» **YOUR INSTRUCTIONS**:
Copy out each line that includes the word "this".

(Stored data entries)
----------
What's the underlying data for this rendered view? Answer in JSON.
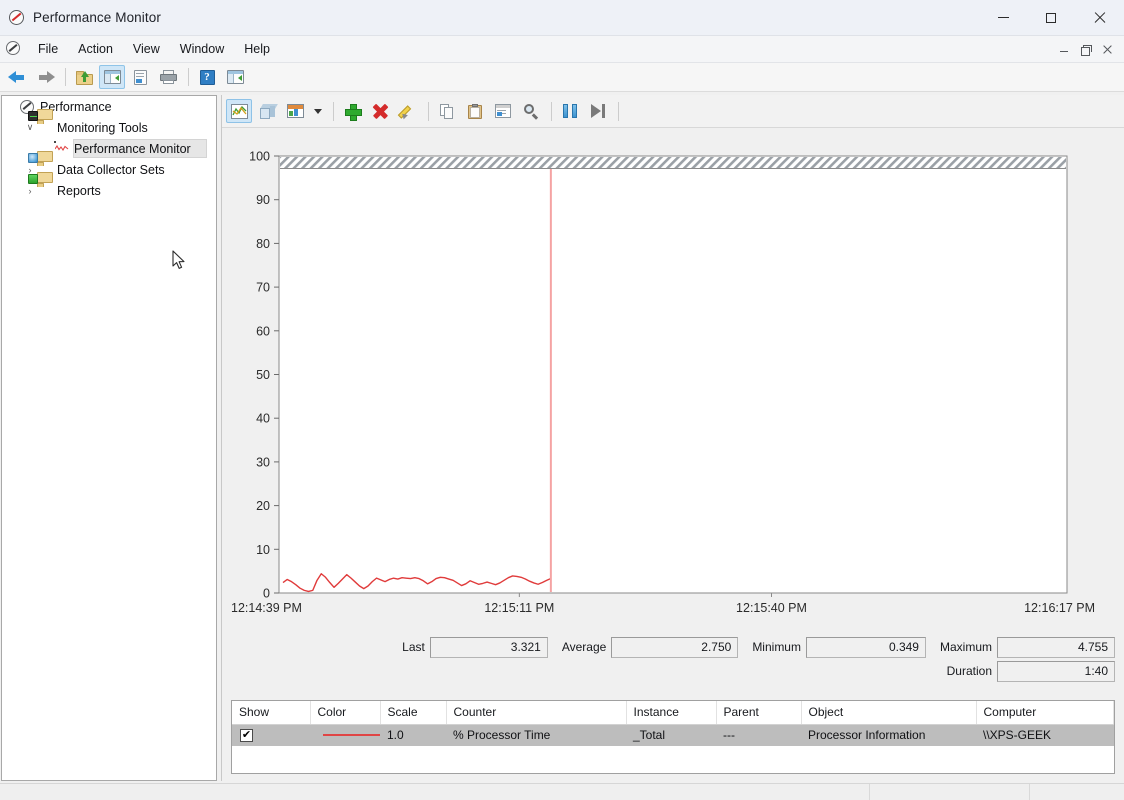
{
  "window": {
    "title": "Performance Monitor",
    "icon": "performance-monitor-icon",
    "minimize": "–",
    "maximize": "□",
    "close": "✕"
  },
  "menu": {
    "items": [
      {
        "label": "File"
      },
      {
        "label": "Action"
      },
      {
        "label": "View"
      },
      {
        "label": "Window"
      },
      {
        "label": "Help"
      }
    ],
    "mdi": {
      "minimize": "minimize-icon",
      "restore": "restore-icon",
      "close": "close-icon"
    }
  },
  "main_toolbar": {
    "buttons": [
      {
        "name": "back-button",
        "icon": "back-arrow-icon",
        "enabled": true
      },
      {
        "name": "forward-button",
        "icon": "forward-arrow-icon",
        "enabled": false
      },
      {
        "name": "up-one-level-button",
        "icon": "folder-up-icon"
      },
      {
        "name": "show-console-tree-button",
        "icon": "console-tree-icon",
        "active": true
      },
      {
        "name": "properties-button",
        "icon": "properties-document-icon"
      },
      {
        "name": "print-button",
        "icon": "printer-icon"
      },
      {
        "name": "help-button",
        "icon": "help-question-icon"
      },
      {
        "name": "new-window-button",
        "icon": "new-window-icon"
      }
    ]
  },
  "sidebar": {
    "items": [
      {
        "label": "Performance",
        "icon": "performance-root-icon",
        "indent": 0,
        "twisty": "",
        "selected": false
      },
      {
        "label": "Monitoring Tools",
        "icon": "folder-monitor-icon",
        "indent": 1,
        "twisty": "∨",
        "selected": false
      },
      {
        "label": "Performance Monitor",
        "icon": "perfmon-chart-icon",
        "indent": 2,
        "twisty": "",
        "selected": true
      },
      {
        "label": "Data Collector Sets",
        "icon": "folder-disc-icon",
        "indent": 1,
        "twisty": "›",
        "selected": false
      },
      {
        "label": "Reports",
        "icon": "folder-green-icon",
        "indent": 1,
        "twisty": "›",
        "selected": false
      }
    ]
  },
  "graph_toolbar": {
    "buttons": [
      {
        "name": "view-line-graph-button",
        "icon": "line-graph-icon",
        "active": true
      },
      {
        "name": "view-histogram-button",
        "icon": "cube-3d-icon"
      },
      {
        "name": "view-report-button",
        "icon": "report-image-icon"
      },
      {
        "name": "change-graph-type-dropdown",
        "icon": "chevron-down-icon"
      },
      {
        "name": "add-counter-button",
        "icon": "green-plus-icon"
      },
      {
        "name": "delete-counter-button",
        "icon": "red-x-icon"
      },
      {
        "name": "highlight-button",
        "icon": "pencil-highlight-icon"
      },
      {
        "name": "copy-properties-button",
        "icon": "copy-pages-icon"
      },
      {
        "name": "paste-counter-list-button",
        "icon": "clipboard-icon"
      },
      {
        "name": "properties-button",
        "icon": "properties-window-icon"
      },
      {
        "name": "zoom-to-button",
        "icon": "magnifier-icon"
      },
      {
        "name": "freeze-display-button",
        "icon": "pause-icon"
      },
      {
        "name": "update-data-button",
        "icon": "step-forward-icon"
      }
    ]
  },
  "chart_data": {
    "type": "line",
    "title": "",
    "xlabel": "",
    "ylabel": "",
    "ylim": [
      0,
      100
    ],
    "yticks": [
      0,
      10,
      20,
      30,
      40,
      50,
      60,
      70,
      80,
      90,
      100
    ],
    "grid": false,
    "legend_position": "below-table",
    "x_tick_labels": [
      "12:14:39 PM",
      "12:15:11 PM",
      "12:15:40 PM",
      "12:16:17 PM"
    ],
    "scan_line_position_pct": 34.5,
    "series": [
      {
        "name": "% Processor Time",
        "color": "#e03b3b",
        "scale": "1.0",
        "values": [
          2.4,
          3.1,
          2.6,
          1.9,
          1.1,
          0.6,
          0.349,
          0.6,
          2.9,
          4.4,
          3.6,
          2.4,
          1.3,
          2.2,
          3.2,
          4.2,
          3.4,
          2.5,
          1.6,
          1.0,
          1.6,
          2.6,
          3.4,
          3.0,
          2.6,
          3.1,
          3.4,
          3.2,
          3.5,
          3.4,
          3.3,
          3.5,
          3.3,
          2.8,
          2.1,
          2.6,
          3.3,
          3.6,
          3.5,
          3.2,
          2.9,
          2.3,
          1.7,
          2.1,
          2.8,
          2.4,
          2.0,
          2.2,
          2.5,
          2.2,
          1.9,
          2.3,
          2.9,
          3.5,
          3.9,
          3.8,
          3.6,
          3.2,
          2.7,
          2.3,
          2.0,
          2.4,
          2.9,
          3.321
        ]
      }
    ]
  },
  "statistics": {
    "last": {
      "label": "Last",
      "value": "3.321"
    },
    "average": {
      "label": "Average",
      "value": "2.750"
    },
    "minimum": {
      "label": "Minimum",
      "value": "0.349"
    },
    "maximum": {
      "label": "Maximum",
      "value": "4.755"
    },
    "duration": {
      "label": "Duration",
      "value": "1:40"
    }
  },
  "legend_table": {
    "columns": [
      "Show",
      "Color",
      "Scale",
      "Counter",
      "Instance",
      "Parent",
      "Object",
      "Computer"
    ],
    "rows": [
      {
        "show": "✔",
        "color": "#e04545",
        "scale": "1.0",
        "counter": "% Processor Time",
        "instance": "_Total",
        "parent": "---",
        "object": "Processor Information",
        "computer": "\\\\XPS-GEEK",
        "selected": true
      }
    ]
  },
  "statusbar": {
    "text": ""
  }
}
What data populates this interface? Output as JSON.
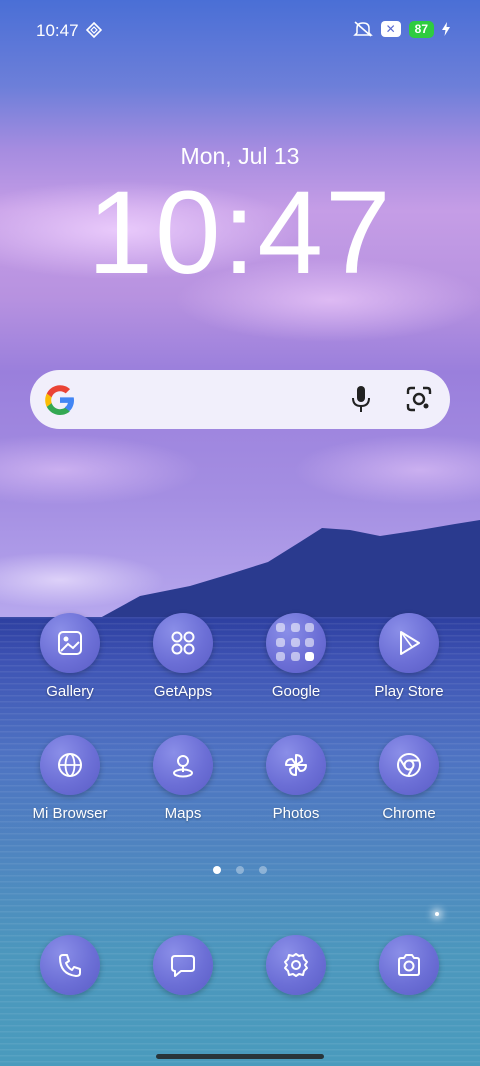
----------
» **FINISHED TASK**:
What's the underlying data for this rendered view? Answer in JSON.
What data populates this interface? Output as JSON.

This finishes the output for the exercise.